** START OF Information provided **

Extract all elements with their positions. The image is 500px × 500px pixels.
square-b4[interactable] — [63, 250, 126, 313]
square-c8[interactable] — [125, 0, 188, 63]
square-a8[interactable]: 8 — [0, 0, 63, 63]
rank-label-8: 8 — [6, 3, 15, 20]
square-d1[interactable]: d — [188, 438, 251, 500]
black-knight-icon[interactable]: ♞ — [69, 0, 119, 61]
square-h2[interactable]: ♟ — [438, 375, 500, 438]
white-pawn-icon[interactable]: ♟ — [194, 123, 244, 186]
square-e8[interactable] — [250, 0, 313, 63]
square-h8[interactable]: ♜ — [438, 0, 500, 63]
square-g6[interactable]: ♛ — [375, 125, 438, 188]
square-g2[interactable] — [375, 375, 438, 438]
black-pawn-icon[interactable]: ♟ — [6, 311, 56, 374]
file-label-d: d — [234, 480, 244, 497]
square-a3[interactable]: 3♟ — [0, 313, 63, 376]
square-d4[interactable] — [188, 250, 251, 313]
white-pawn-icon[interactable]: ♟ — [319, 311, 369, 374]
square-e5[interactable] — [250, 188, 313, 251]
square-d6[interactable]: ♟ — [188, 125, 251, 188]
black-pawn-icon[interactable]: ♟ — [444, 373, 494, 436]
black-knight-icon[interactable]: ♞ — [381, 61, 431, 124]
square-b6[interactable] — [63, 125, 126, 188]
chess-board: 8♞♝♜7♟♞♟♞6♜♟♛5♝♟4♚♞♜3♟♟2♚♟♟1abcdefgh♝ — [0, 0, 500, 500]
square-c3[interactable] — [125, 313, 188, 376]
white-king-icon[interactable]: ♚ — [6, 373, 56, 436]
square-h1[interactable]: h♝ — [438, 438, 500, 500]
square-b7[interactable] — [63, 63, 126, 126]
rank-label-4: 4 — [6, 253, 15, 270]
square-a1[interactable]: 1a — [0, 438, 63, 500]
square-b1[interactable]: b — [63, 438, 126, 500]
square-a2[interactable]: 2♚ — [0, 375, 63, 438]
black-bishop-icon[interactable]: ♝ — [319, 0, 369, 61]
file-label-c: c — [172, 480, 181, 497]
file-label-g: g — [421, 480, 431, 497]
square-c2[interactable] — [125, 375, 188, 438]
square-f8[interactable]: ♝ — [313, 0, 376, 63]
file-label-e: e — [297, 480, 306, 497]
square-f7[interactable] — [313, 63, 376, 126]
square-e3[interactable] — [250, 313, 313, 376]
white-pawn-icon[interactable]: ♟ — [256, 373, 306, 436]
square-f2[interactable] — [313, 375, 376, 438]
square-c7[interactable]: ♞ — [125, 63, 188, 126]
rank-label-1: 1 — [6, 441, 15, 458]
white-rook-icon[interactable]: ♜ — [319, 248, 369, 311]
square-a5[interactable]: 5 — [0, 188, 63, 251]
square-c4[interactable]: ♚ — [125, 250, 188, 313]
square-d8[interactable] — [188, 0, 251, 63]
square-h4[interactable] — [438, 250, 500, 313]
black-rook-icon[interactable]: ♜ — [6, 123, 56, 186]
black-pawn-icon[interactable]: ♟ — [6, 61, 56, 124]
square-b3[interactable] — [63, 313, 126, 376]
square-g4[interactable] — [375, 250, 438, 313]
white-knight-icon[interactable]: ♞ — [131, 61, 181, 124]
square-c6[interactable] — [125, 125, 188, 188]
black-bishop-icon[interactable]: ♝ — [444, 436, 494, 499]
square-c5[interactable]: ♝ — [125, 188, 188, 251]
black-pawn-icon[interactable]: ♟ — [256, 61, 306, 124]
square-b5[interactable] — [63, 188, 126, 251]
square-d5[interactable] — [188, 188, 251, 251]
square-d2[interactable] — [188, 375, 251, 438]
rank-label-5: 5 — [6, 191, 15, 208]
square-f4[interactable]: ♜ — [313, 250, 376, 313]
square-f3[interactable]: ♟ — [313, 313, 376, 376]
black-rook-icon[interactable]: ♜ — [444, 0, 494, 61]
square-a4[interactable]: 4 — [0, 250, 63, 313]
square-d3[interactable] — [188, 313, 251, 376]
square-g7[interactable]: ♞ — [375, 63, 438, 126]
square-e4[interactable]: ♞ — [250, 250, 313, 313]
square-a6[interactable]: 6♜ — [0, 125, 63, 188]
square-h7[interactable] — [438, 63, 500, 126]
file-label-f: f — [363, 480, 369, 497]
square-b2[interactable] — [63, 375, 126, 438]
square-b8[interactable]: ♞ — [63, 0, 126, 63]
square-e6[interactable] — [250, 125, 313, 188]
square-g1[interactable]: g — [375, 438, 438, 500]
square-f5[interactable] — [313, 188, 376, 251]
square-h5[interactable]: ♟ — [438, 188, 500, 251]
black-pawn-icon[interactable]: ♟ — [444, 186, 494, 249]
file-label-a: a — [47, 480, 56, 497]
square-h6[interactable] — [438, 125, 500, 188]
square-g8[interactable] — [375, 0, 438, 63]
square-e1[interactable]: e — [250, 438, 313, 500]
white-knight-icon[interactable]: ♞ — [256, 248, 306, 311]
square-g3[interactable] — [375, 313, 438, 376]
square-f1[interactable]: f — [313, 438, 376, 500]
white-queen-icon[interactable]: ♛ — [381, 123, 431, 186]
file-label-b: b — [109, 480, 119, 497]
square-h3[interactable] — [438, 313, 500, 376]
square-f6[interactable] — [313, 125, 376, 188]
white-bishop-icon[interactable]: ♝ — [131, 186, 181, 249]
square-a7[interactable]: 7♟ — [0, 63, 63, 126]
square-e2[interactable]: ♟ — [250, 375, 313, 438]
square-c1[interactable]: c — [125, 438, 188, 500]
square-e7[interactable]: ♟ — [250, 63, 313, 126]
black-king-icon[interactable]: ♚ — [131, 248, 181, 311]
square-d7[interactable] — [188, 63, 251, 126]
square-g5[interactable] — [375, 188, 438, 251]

** END OF Information provided **

Turn the data, from its first line through the line containing "square-f7[interactable] — [313, 63, 376, 126]", into a numbered list, omitting any blank lines.

1. Extract all elements with their positions. The image is 500px × 500px pixels.
2. square-b4[interactable] — [63, 250, 126, 313]
3. square-c8[interactable] — [125, 0, 188, 63]
4. square-a8[interactable]: 8 — [0, 0, 63, 63]
5. rank-label-8: 8 — [6, 3, 15, 20]
6. square-d1[interactable]: d — [188, 438, 251, 500]
7. black-knight-icon[interactable]: ♞ — [69, 0, 119, 61]
8. square-h2[interactable]: ♟ — [438, 375, 500, 438]
9. white-pawn-icon[interactable]: ♟ — [194, 123, 244, 186]
10. square-e8[interactable] — [250, 0, 313, 63]
11. square-h8[interactable]: ♜ — [438, 0, 500, 63]
12. square-g6[interactable]: ♛ — [375, 125, 438, 188]
13. square-g2[interactable] — [375, 375, 438, 438]
14. black-pawn-icon[interactable]: ♟ — [6, 311, 56, 374]
15. file-label-d: d — [234, 480, 244, 497]
16. square-a3[interactable]: 3♟ — [0, 313, 63, 376]
17. square-d4[interactable] — [188, 250, 251, 313]
18. white-pawn-icon[interactable]: ♟ — [319, 311, 369, 374]
19. square-e5[interactable] — [250, 188, 313, 251]
20. square-d6[interactable]: ♟ — [188, 125, 251, 188]
21. black-pawn-icon[interactable]: ♟ — [444, 373, 494, 436]
22. black-knight-icon[interactable]: ♞ — [381, 61, 431, 124]
23. square-b6[interactable] — [63, 125, 126, 188]
24. chess-board: 8♞♝♜7♟♞♟♞6♜♟♛5♝♟4♚♞♜3♟♟2♚♟♟1abcdefgh♝ — [0, 0, 500, 500]
25. square-c3[interactable] — [125, 313, 188, 376]
26. white-king-icon[interactable]: ♚ — [6, 373, 56, 436]
27. square-h1[interactable]: h♝ — [438, 438, 500, 500]
28. square-b7[interactable] — [63, 63, 126, 126]
29. rank-label-4: 4 — [6, 253, 15, 270]
30. square-a1[interactable]: 1a — [0, 438, 63, 500]
31. square-b1[interactable]: b — [63, 438, 126, 500]
32. square-a2[interactable]: 2♚ — [0, 375, 63, 438]
33. black-bishop-icon[interactable]: ♝ — [319, 0, 369, 61]
34. file-label-c: c — [172, 480, 181, 497]
35. file-label-g: g — [421, 480, 431, 497]
36. square-c2[interactable] — [125, 375, 188, 438]
37. square-f8[interactable]: ♝ — [313, 0, 376, 63]
38. file-label-e: e — [297, 480, 306, 497]
39. square-f7[interactable] — [313, 63, 376, 126]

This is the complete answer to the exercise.